• _Stated problem_
Find the lines that contain the word "this" and copy each one.

• _Exercise inputs_
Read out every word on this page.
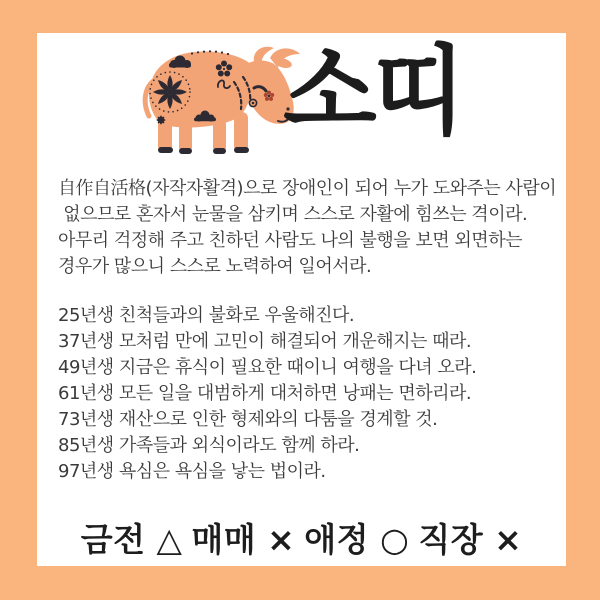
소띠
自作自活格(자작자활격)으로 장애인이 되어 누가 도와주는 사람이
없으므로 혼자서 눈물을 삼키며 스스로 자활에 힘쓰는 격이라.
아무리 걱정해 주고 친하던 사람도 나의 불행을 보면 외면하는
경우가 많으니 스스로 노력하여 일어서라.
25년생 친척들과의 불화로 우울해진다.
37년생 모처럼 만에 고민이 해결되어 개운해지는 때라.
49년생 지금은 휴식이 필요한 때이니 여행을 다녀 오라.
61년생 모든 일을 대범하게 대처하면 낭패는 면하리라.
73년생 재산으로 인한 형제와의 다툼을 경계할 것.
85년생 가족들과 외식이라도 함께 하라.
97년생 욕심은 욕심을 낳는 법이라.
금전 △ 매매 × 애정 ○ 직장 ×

---

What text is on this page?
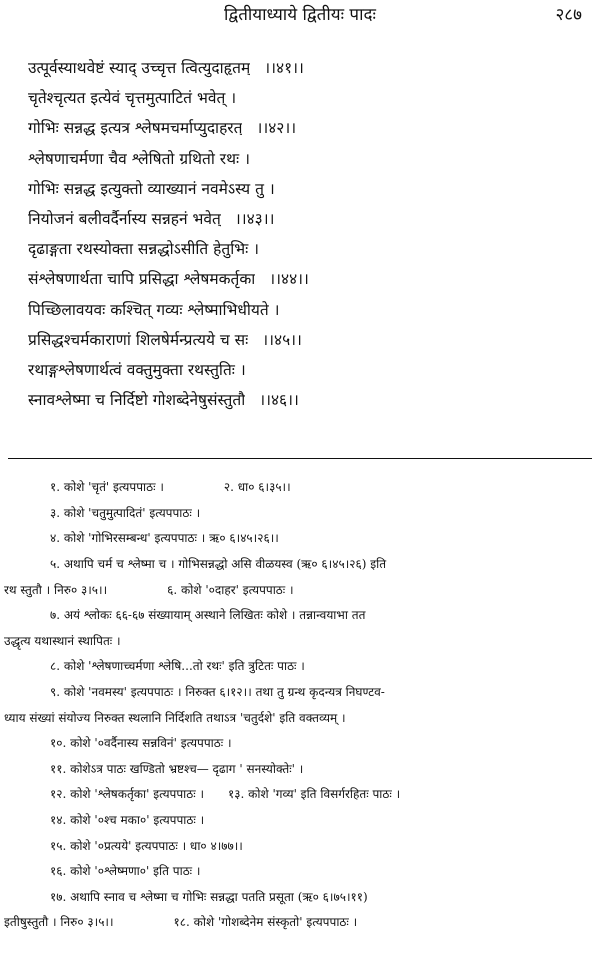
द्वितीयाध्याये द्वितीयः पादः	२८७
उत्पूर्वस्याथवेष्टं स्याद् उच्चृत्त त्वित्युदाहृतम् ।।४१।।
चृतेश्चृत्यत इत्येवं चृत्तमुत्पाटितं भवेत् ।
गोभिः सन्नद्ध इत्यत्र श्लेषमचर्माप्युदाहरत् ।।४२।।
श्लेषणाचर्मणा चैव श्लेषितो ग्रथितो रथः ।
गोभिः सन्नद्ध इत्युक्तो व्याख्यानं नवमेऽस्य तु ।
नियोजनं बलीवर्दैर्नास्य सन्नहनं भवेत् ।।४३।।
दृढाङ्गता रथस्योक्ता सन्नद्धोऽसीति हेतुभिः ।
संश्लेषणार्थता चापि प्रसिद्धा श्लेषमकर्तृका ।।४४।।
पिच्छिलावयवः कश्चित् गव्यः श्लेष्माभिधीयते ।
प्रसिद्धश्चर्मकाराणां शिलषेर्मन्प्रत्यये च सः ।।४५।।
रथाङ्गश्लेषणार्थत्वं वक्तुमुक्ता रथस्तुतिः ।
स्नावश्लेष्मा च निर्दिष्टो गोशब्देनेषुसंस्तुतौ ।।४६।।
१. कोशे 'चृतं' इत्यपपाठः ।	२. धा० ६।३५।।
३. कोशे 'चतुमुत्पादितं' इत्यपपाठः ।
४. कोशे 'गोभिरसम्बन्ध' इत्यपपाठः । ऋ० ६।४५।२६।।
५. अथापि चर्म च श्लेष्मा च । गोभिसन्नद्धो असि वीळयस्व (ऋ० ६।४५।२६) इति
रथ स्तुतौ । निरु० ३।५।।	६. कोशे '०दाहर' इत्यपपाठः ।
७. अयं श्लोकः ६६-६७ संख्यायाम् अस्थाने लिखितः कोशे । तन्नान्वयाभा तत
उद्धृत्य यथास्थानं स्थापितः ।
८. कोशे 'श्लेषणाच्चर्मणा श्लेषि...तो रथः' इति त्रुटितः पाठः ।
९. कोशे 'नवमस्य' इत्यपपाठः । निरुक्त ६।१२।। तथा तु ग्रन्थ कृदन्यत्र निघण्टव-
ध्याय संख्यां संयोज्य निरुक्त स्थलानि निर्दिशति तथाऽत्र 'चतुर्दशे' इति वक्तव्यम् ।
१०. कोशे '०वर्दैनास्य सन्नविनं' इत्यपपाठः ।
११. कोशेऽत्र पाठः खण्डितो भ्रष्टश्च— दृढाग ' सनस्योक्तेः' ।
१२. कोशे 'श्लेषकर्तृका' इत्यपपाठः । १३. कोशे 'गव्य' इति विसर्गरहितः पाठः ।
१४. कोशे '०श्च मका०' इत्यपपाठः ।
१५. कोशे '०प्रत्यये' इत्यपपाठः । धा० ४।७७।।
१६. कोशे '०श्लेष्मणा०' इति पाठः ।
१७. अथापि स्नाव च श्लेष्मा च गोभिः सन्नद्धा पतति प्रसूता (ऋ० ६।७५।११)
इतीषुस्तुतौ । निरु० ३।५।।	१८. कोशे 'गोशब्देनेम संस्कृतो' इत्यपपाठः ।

• _Finished exercise_
Read out every word on this page.
What text is on this page?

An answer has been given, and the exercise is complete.